[Rows from a layout dataset]
+ + + + +

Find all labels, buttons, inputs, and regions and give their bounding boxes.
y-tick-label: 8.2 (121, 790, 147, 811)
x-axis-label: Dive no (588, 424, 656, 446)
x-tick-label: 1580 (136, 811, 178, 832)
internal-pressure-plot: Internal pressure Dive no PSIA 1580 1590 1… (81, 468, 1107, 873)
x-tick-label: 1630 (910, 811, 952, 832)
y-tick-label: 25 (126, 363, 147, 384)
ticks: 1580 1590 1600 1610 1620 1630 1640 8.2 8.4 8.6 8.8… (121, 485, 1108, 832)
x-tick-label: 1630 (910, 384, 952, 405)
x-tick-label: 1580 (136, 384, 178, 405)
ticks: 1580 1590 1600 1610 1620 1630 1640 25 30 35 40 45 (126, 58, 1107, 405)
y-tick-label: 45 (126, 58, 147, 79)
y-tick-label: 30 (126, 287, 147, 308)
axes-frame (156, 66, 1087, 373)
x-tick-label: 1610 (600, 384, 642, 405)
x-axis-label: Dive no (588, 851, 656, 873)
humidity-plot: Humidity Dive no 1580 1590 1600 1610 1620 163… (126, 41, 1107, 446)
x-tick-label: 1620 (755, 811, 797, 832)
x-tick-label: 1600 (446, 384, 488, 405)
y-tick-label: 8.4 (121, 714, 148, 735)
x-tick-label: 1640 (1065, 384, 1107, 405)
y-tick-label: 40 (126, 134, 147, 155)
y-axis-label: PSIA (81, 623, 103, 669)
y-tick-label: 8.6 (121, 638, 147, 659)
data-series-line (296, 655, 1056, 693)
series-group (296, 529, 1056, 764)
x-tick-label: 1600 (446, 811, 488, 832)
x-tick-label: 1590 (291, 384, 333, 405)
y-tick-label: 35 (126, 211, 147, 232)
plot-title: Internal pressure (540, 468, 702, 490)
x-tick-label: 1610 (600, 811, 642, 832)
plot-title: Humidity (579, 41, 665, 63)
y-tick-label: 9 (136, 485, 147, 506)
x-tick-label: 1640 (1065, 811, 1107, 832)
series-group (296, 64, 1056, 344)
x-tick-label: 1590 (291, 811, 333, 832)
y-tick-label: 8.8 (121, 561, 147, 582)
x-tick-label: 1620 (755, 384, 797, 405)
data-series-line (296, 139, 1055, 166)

+ + + + +

-- Work to do --
Arrange the records from the first line through the line containing "ticks: 1580 1590 1600 1610 1620 1630 1640 25" as a Markdown table with the columns Row and Line, omitting blank lines.

-- Task result --
| Row | Line |
|---|---|
| 1 | Find all labels, buttons, inputs, and regions and give their bounding boxes. |
| 2 | y-tick-label: 8.2 (121, 790, 147, 811) |
| 3 | x-axis-label: Dive no (588, 424, 656, 446) |
| 4 | x-tick-label: 1580 (136, 811, 178, 832) |
| 5 | internal-pressure-plot: Internal pressure Dive no PSIA 1580 1590 1… (81, 468, 1107, 873) |
| 6 | x-tick-label: 1630 (910, 811, 952, 832) |
| 7 | y-tick-label: 25 (126, 363, 147, 384) |
| 8 | ticks: 1580 1590 1600 1610 1620 1630 1640 8.2 8.4 8.6 8.8… (121, 485, 1108, 832) |
| 9 | x-tick-label: 1630 (910, 384, 952, 405) |
| 10 | x-tick-label: 1580 (136, 384, 178, 405) |
| 11 | ticks: 1580 1590 1600 1610 1620 1630 1640 25 30 35 40 45 (126, 58, 1107, 405) |